* PROBLEM REQUIREMENTS *
Please continue the forum discussion below on economic value and speculative bubbles, starting right after its final sentence.

Here's the deal, economic value is all about returns on capital.

User value or some other sort of "value" may well fit with what you're
arguing, but fundamentally, economic value is all about return on investment.
That means how much is my investment growing? Growth, therefore, must be
measured in real dollars. If it's not able to be converted into a liquid
asset, it's not real, it's speculative. So, until such time as you can
actually, demonstrably monetize the "value" you're asserting exists in a
company like Pandora, is, in fact, speculation and nothing more.

Bubbles are driven by speculation en masse. Some people get rich in them
(because they sell before the crash). Every time there's a bubble, people
start talking about how the old rules don't apply. Thus far, every time,
they've been wrong... and it's because to increase value, you need to be able
to monetize the offering. If not, you're creating user value, but no economic
value.

Over anything but short-runs, investors want returns on capital – because you
can find them elsewhere... so if your capital is tied up in an investment that
isn't actually producing monetizable products, it's not producing capital
gains. Therefore, there's a clear opportunity cost associated with putting
capital some place that it's not growing in any sort of real (i.e.:
liquefiable way within some predictable timeline) – and if the investment
stays like that for too long, investors will go elsewhere, for greener
pastures.

------
incongruity
The problem I have with this is that there's a lot of conflating what "should
be" with what _is_ – he talks a lot about "intelligent investors" and "good
investors" – but that says nothing about what is (or isn't) actually
happening.

* DATA SUPPLIED *

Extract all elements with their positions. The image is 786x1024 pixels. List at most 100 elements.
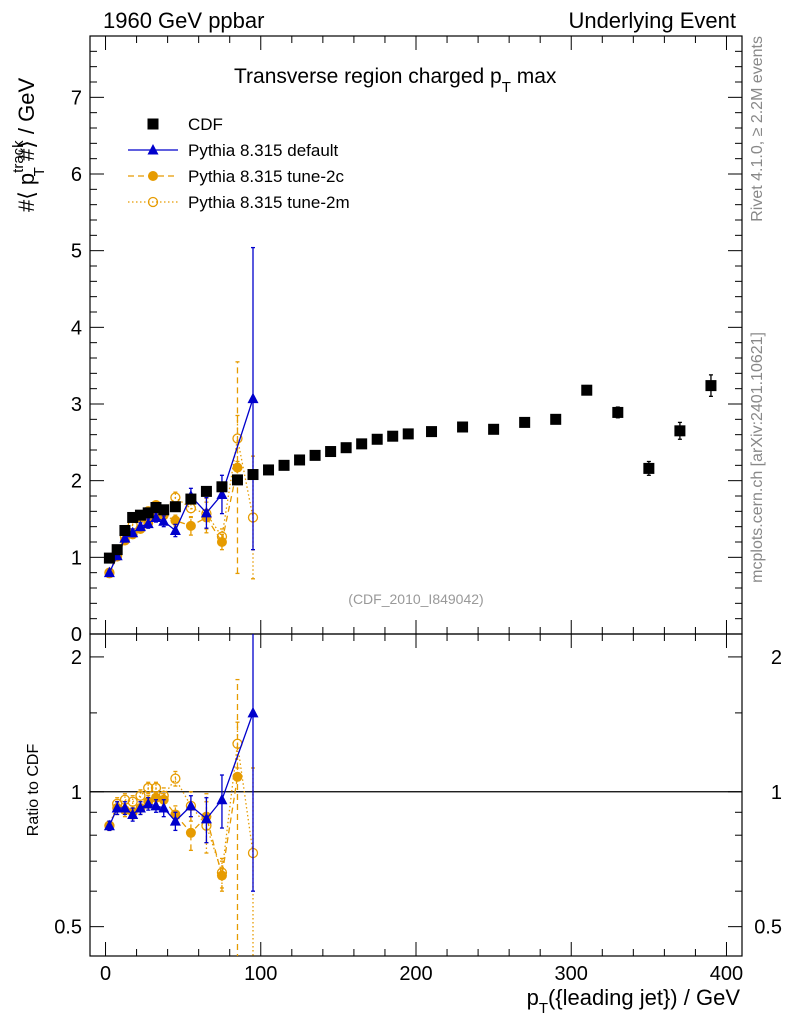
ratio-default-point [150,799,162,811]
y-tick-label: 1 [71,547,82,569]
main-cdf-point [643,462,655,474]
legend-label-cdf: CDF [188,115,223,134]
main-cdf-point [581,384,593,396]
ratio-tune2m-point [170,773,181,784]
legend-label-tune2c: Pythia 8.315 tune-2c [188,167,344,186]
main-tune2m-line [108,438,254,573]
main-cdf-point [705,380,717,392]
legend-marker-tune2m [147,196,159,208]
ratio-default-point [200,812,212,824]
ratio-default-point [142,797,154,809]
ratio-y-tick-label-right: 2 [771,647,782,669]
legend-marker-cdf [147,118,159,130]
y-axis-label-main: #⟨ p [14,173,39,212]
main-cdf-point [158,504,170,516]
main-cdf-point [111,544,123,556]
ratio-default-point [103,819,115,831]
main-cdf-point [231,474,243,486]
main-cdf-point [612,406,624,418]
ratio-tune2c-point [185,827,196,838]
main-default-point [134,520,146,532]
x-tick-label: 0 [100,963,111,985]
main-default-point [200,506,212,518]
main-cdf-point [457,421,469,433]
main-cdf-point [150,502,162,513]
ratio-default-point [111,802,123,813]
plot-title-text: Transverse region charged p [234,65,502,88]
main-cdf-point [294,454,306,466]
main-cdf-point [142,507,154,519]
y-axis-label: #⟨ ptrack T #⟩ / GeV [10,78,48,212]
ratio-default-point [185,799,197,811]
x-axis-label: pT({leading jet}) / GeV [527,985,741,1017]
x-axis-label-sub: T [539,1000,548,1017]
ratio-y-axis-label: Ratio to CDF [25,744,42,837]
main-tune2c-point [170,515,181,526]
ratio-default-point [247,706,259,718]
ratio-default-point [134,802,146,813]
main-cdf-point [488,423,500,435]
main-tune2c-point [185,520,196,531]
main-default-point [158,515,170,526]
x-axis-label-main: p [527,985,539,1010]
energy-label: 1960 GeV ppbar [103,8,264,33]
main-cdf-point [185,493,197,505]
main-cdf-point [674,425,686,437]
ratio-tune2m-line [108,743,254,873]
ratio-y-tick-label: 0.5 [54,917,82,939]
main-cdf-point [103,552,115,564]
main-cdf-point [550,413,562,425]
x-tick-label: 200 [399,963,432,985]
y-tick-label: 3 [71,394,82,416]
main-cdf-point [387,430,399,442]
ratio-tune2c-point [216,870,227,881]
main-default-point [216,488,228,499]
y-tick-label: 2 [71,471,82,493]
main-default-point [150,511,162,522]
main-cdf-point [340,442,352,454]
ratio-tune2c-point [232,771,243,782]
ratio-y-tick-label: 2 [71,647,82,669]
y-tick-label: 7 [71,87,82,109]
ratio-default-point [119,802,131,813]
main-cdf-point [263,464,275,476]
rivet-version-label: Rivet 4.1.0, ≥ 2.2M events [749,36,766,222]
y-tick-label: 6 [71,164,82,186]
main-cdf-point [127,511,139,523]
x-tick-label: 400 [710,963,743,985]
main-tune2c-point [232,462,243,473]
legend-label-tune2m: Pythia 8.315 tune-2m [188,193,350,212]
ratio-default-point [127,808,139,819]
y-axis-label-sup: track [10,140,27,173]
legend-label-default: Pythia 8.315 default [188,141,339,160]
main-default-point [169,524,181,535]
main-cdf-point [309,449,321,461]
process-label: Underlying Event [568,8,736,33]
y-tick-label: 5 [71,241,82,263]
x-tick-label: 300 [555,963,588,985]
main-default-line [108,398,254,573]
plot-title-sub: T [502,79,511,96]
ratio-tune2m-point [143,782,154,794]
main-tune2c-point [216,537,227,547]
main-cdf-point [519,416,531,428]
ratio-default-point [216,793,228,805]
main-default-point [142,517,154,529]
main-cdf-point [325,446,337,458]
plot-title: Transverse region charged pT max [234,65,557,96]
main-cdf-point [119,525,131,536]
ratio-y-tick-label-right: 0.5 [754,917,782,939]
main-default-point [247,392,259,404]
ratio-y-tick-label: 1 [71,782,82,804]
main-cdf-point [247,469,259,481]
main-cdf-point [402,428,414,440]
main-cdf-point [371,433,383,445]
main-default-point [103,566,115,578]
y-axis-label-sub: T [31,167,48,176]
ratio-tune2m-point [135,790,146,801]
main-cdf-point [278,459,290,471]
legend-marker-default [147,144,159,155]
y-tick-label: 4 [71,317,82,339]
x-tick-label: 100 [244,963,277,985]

* * *

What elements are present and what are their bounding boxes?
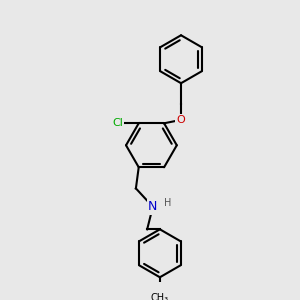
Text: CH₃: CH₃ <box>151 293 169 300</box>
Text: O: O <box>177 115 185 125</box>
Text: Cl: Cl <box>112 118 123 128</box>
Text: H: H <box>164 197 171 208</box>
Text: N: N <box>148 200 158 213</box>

--

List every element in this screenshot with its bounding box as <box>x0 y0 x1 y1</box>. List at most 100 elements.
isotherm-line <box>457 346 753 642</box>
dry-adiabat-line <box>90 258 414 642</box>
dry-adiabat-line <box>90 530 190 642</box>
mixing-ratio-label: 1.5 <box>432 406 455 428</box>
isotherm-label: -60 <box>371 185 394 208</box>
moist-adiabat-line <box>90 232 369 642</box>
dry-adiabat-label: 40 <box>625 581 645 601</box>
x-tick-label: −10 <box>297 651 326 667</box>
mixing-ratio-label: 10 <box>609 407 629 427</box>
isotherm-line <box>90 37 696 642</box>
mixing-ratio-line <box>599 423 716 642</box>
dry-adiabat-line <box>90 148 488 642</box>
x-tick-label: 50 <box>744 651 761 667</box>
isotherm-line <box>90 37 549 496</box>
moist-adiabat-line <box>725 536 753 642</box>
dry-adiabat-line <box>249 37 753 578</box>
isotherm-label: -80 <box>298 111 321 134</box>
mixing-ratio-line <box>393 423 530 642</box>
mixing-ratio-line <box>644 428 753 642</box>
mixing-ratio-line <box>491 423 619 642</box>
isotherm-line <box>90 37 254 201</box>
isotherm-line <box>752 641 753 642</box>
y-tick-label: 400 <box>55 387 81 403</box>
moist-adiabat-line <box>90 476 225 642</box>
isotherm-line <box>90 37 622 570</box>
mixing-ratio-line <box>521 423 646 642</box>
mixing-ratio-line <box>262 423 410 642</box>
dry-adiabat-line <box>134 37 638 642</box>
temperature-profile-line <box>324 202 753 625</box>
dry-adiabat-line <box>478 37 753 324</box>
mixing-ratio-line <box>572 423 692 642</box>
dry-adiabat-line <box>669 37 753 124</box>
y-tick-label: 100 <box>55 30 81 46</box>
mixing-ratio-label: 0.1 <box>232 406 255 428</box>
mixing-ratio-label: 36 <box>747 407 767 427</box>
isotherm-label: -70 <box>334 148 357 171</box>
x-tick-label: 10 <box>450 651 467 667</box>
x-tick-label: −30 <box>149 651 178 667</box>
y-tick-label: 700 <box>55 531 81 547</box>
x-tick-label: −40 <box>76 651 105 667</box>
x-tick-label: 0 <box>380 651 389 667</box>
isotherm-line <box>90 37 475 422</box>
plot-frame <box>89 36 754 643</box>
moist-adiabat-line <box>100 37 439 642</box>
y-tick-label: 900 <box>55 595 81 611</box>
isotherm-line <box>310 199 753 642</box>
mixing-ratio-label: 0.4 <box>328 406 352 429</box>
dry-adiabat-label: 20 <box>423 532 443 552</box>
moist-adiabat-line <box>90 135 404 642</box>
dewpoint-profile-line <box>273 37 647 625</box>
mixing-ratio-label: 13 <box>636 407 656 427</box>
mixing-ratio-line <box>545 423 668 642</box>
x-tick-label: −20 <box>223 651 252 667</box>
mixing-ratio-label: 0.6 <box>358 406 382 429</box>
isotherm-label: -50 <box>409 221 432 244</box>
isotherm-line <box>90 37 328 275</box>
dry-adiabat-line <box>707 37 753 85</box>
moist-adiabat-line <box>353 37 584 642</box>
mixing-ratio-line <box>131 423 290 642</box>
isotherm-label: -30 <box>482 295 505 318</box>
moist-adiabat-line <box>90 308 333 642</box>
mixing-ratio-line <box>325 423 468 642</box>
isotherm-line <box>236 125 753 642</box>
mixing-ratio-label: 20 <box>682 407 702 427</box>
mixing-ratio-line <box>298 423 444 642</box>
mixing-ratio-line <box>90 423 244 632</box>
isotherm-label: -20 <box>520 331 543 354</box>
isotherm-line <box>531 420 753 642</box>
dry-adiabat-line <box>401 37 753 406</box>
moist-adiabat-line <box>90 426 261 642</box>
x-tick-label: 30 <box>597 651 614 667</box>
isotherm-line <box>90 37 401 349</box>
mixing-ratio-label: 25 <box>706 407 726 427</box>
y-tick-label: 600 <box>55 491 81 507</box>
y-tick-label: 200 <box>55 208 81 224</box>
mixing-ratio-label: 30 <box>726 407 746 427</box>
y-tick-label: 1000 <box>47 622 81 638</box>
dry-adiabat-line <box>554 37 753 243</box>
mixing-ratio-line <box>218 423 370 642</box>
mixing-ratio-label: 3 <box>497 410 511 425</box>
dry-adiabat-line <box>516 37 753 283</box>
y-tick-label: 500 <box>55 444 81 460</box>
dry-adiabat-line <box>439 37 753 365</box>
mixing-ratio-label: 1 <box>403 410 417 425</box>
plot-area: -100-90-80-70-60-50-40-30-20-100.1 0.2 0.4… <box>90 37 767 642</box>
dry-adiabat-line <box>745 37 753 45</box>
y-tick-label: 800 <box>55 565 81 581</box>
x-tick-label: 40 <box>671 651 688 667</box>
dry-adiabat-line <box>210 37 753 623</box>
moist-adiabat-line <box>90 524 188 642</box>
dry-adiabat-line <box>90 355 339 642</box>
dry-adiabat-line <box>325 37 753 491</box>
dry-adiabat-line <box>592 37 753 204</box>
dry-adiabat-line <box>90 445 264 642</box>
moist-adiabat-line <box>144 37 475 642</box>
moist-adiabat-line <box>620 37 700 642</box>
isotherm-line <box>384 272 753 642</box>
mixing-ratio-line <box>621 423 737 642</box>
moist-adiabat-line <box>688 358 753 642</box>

* ANSWER FOR THIS EXERCISE *
It's precisely when bad investments get made quickly, at irrationally
exuberant levels that we get bubbles – and the claim is that there is exactly
that sort of irrational exuberance going on with many startups/or in VC
funding in the tech sector. The only thing that the author offers to refute
that specific claim are his own assessments of valuations, but no hard
numbers.

Further, he tries to argue that the Instagram purchase is justifiable because
it's only 1% of FB's value – but that's just it – that sort of thinking is
begging the question (in the old sense of the term) or circular. Based on what
I've read, a 100 Billion valuation of FB would put its P/E ratio at around 100
– that's high. Really high.

So, what if it trades closer to a 20 P/E ratio (where many other tech
companies are) – that means the Instagram purchase was nearly 5% of FB's worth
– for a 13 person startup with no revenue – made only as a defensive play,
according to some. To me, that's excessive.

Details aside, the whole point is that you can't use numbers from within the
suspected bubble to support the argument that other numbers are rational and
thus reflect the lack of a bubble.

Those sorts of short-sighted arguments are on my list of warning signs for a
bubble. When we get enough of those, the idea of convergent evidences should
lead objective observers to bet on it being a bubble...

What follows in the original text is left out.